● **EXERCISE DIRECTIONS**
Extract every line that contains the string "text".

● **RECORDS SHOWN**
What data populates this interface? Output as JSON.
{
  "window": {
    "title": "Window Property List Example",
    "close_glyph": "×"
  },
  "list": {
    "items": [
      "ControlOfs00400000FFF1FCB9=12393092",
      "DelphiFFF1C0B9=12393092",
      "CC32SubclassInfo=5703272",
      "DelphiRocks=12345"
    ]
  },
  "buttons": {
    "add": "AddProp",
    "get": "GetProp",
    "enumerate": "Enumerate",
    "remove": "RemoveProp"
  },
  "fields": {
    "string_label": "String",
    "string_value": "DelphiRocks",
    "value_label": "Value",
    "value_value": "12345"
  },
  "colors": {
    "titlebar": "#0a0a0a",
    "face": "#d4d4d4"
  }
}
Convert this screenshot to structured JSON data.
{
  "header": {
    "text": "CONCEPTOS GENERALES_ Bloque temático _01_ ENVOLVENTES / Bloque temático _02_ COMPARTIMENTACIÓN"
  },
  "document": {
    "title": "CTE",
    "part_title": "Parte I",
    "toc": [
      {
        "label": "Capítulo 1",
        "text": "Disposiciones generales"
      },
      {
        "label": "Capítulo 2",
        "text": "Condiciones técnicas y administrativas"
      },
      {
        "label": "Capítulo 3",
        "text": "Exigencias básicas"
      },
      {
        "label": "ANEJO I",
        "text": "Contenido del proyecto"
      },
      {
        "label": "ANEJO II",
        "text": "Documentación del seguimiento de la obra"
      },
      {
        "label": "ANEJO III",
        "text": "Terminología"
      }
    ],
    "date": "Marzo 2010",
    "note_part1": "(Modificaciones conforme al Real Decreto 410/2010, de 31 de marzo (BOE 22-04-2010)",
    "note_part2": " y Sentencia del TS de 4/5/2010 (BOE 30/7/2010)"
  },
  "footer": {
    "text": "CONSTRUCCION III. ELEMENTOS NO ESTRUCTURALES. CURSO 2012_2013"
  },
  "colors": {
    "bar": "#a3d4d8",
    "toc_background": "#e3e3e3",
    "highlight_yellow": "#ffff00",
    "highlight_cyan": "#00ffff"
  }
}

● **RESULT FOR THIS TASK**
    "text": "CONCEPTOS GENERALES_ Bloque temático _01_ ENVOLVENTES / Bloque temático _02_ COMPARTIMENTACIÓN"
        "text": "Disposiciones generales"
        "text": "Condiciones técnicas y administrativas"
        "text": "Exigencias básicas"
        "text": "Contenido del proyecto"
        "text": "Documentación del seguimiento de la obra"
        "text": "Terminología"
    "text": "CONSTRUCCION III. ELEMENTOS NO ESTRUCTURALES. CURSO 2012_2013"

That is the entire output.